(Stored data entries)
==============================

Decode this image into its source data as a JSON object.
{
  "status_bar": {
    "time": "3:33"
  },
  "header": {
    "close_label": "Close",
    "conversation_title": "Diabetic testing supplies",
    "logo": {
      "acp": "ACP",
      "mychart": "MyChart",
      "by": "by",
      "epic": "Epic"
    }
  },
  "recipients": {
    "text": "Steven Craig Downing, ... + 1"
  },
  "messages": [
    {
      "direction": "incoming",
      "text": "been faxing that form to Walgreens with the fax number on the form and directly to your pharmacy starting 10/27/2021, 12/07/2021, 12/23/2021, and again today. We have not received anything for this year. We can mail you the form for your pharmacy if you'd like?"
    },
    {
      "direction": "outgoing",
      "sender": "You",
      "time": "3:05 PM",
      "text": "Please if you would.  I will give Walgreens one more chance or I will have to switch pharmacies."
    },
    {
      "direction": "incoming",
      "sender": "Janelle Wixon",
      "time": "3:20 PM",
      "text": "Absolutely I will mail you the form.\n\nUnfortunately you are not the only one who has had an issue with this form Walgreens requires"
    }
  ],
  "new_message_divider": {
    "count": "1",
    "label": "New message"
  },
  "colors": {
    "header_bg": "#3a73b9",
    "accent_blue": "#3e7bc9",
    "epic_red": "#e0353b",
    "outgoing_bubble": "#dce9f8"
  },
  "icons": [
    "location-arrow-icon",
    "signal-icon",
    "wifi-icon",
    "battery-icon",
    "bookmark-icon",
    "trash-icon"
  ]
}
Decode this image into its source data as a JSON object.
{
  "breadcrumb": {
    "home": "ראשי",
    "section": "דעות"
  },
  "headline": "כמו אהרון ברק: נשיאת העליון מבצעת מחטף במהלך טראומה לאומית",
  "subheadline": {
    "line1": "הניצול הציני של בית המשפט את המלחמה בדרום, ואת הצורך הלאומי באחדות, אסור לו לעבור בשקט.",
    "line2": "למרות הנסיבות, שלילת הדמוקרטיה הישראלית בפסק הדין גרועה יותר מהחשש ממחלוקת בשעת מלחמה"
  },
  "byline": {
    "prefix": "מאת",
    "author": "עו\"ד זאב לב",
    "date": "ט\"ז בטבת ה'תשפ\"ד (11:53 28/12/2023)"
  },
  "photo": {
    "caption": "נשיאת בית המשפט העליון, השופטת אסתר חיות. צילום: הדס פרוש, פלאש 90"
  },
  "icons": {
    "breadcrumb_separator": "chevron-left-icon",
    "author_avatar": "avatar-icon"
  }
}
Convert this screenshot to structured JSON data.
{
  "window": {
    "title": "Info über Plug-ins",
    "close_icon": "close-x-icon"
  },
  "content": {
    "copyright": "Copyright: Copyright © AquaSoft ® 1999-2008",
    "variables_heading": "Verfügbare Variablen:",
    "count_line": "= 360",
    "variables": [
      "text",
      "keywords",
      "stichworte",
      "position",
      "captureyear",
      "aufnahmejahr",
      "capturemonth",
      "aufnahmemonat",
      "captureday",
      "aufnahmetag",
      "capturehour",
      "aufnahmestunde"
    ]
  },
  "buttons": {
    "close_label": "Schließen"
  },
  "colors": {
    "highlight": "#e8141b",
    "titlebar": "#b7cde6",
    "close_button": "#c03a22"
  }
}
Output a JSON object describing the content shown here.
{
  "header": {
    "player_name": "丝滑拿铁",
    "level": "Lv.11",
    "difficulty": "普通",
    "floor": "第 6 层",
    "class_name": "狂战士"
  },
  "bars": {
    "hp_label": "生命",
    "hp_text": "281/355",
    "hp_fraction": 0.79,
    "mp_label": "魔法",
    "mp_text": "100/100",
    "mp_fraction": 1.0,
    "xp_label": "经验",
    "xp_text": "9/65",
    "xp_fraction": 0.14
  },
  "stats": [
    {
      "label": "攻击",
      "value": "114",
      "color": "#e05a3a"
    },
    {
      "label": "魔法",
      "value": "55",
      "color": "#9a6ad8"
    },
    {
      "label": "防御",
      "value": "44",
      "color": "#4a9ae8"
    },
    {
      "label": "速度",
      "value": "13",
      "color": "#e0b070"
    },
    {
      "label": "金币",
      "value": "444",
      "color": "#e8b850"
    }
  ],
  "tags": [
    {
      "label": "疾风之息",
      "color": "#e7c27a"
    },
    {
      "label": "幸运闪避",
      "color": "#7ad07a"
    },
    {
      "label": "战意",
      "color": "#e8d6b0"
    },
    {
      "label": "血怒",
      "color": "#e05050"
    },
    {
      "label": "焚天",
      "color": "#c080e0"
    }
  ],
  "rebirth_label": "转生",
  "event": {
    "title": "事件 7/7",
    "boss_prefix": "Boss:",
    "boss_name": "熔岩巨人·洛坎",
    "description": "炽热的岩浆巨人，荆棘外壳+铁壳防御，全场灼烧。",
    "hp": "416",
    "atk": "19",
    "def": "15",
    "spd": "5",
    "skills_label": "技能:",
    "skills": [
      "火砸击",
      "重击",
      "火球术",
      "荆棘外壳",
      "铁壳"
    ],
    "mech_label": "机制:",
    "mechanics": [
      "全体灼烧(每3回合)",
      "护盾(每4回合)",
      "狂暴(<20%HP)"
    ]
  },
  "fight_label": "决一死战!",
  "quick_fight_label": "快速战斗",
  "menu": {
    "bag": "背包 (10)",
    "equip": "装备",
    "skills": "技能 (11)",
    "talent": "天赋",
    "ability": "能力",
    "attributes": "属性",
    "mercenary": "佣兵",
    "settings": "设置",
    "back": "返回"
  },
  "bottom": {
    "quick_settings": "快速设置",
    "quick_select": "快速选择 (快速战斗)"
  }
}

==============================

Your objective | Reproduce each line of the material containing the word "mail".

Solution to the problem |
      "text": "been faxing that form to Walgreens with the fax number on the form and directly to your pharmacy starting 10/27/2021, 12/07/2021, 12/23/2021, and again today. We have not received anything for this year. We can mail you the form for your pharmacy if you'd like?"
      "text": "Absolutely I will mail you the form.\n\nUnfortunately you are not the only one who has had an issue with this form Walgreens requires"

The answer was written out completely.